→ **GIVEN EXERCISE**
Write only the number of lines in the records beneath that hold "wide".

A run of records
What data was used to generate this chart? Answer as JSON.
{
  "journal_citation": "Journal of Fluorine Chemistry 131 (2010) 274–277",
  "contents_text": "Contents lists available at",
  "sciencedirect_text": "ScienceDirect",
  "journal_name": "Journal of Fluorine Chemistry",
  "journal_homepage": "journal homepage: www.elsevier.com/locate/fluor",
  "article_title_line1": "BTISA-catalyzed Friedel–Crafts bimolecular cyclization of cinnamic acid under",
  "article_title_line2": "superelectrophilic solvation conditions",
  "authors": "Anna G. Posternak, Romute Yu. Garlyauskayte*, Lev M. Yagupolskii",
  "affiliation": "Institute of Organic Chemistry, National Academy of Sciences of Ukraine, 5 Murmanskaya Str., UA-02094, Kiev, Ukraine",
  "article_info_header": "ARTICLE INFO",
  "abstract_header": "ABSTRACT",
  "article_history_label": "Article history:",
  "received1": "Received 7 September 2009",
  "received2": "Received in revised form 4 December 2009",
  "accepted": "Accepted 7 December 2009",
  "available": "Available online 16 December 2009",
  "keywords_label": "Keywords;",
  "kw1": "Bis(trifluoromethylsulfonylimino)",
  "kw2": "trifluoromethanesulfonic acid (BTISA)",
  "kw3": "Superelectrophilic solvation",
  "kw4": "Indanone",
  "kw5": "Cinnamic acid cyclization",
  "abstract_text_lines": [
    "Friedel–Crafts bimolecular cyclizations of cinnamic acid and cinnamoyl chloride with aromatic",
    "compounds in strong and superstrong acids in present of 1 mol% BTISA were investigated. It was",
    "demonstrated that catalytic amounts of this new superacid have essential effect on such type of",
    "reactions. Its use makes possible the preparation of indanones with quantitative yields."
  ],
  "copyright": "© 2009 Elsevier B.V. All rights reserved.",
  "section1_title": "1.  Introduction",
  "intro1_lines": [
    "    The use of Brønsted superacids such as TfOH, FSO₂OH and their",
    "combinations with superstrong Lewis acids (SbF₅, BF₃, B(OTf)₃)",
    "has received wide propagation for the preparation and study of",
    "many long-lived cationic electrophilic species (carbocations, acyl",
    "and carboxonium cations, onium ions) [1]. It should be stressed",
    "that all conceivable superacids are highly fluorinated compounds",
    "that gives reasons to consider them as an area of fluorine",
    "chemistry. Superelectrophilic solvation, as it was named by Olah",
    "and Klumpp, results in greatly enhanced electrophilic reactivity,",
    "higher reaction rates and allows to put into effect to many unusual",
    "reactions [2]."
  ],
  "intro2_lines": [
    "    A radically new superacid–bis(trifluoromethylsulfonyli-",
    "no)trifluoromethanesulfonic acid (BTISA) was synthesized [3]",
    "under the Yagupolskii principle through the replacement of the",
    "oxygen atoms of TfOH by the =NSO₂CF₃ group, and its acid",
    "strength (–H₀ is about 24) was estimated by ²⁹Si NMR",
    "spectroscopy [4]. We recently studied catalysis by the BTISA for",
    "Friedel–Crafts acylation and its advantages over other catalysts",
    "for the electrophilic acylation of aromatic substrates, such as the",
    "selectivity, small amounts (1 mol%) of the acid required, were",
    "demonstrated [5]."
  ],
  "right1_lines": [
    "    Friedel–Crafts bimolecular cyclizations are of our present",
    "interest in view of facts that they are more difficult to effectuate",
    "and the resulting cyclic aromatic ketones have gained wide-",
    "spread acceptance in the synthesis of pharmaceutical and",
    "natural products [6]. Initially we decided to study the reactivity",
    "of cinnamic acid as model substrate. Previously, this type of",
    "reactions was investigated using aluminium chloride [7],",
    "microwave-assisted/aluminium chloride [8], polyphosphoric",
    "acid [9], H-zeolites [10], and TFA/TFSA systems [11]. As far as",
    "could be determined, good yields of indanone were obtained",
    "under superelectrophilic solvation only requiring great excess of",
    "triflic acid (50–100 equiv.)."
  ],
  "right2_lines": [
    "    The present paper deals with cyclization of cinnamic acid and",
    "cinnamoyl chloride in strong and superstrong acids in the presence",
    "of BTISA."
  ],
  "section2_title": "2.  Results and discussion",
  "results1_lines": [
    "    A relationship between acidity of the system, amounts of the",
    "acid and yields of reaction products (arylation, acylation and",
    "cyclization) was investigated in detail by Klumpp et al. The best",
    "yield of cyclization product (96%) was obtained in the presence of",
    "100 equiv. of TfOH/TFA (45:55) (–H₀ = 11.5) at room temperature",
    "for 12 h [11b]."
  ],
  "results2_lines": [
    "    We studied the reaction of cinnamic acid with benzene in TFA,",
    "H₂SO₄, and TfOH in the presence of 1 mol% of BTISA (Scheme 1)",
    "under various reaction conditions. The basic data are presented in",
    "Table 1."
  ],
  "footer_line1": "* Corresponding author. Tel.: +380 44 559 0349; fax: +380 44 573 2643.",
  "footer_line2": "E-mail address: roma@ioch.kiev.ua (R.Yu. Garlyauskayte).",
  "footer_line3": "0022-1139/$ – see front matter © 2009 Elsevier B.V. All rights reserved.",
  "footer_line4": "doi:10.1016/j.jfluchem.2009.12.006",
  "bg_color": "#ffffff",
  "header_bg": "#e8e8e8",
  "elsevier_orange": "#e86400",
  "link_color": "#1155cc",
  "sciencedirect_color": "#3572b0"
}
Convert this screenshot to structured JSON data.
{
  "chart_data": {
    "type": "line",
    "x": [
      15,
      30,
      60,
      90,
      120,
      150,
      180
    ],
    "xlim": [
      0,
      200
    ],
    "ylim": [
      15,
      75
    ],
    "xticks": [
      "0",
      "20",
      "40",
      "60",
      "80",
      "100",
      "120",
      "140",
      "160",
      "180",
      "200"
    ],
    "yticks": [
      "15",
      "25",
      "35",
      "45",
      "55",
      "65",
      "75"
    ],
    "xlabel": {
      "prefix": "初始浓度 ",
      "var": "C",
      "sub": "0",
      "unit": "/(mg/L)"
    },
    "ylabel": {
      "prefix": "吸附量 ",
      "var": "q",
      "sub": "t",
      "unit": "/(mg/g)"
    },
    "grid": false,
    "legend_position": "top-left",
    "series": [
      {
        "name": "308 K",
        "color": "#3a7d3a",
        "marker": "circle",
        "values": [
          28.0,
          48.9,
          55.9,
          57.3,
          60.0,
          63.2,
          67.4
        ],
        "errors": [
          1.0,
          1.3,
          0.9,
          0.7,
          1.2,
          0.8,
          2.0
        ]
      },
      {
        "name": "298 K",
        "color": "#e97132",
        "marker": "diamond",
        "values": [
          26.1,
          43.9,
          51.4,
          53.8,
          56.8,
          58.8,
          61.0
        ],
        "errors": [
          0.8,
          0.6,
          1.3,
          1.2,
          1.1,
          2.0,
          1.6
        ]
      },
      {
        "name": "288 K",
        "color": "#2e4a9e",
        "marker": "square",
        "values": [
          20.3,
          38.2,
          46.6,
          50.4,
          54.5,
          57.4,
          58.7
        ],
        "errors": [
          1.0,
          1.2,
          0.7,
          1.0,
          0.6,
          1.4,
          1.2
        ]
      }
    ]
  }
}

→ **EXERCISE SOLUTION**
2